[START RECORDS]

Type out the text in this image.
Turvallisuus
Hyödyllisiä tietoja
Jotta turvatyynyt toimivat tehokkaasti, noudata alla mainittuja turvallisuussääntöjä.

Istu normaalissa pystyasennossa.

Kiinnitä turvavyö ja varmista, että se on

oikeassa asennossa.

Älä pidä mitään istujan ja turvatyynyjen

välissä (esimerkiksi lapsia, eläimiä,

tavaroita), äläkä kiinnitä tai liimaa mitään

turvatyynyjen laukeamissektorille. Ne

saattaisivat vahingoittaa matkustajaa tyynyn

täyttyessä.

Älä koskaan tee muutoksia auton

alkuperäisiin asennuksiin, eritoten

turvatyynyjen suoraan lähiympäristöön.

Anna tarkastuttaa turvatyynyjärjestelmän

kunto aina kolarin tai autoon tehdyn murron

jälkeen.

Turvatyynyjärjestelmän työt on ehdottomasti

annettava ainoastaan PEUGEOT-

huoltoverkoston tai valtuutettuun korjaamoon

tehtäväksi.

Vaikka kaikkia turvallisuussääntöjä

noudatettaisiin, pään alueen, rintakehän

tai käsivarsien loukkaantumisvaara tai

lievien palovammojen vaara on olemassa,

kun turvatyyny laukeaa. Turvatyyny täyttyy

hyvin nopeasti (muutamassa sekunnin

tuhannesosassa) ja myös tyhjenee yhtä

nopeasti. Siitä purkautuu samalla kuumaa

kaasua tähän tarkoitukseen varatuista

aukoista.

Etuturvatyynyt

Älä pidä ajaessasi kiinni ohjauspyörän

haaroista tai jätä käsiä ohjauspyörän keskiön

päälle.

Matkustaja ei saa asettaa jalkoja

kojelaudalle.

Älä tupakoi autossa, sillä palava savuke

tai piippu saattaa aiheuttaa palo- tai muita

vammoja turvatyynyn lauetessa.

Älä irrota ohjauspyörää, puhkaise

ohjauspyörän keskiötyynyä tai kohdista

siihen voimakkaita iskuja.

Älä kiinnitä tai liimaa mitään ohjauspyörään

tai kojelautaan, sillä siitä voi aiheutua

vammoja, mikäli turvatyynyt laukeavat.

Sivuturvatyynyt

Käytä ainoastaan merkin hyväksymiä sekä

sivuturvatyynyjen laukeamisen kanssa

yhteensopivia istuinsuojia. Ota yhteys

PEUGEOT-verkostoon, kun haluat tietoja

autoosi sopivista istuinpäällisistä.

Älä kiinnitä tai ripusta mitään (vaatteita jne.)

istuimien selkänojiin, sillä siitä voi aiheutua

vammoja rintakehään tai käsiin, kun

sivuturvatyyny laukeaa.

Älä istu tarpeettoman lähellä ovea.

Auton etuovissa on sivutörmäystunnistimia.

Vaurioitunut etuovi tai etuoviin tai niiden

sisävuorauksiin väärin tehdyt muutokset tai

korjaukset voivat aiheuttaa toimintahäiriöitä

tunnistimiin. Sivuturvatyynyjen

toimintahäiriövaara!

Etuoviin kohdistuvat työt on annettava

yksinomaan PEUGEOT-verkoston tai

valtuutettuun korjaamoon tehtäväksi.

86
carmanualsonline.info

[END RECORDS]

Identify each line holding the string "ainoastaan", and copy it out.

» **RESPONSE TO THIS EXERCISE**:
annettava ainoastaan PEUGEOT-
Käytä ainoastaan merkin hyväksymiä sekä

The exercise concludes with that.